[Data items]
=-=-=-=-=
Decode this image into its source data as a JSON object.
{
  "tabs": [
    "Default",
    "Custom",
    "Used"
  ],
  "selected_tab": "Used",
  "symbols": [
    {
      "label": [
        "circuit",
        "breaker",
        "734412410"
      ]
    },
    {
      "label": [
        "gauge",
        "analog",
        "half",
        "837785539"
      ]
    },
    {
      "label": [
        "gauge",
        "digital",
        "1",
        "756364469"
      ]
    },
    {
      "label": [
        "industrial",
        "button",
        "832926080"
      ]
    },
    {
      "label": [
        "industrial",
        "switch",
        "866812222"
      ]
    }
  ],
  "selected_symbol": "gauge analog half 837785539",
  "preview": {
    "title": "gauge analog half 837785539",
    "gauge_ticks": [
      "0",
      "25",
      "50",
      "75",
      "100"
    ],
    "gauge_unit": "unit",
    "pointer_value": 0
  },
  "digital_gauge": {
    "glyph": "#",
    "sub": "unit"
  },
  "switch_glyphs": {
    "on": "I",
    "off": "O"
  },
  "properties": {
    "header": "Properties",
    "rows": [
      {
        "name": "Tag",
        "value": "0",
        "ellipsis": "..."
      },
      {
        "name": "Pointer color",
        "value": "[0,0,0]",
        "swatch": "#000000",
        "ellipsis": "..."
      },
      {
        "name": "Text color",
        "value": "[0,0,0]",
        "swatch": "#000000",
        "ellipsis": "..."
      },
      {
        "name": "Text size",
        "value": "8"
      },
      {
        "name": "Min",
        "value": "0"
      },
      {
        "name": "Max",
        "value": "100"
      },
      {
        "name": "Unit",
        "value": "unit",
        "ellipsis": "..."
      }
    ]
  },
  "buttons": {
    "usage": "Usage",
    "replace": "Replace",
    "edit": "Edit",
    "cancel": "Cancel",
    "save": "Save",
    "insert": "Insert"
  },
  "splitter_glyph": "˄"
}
=-=-=-=-=
■ Given request:
Select every line where the word "half" occurs.

■ Answer below:
        "half",
  "selected_symbol": "gauge analog half 837785539",
    "title": "gauge analog half 837785539",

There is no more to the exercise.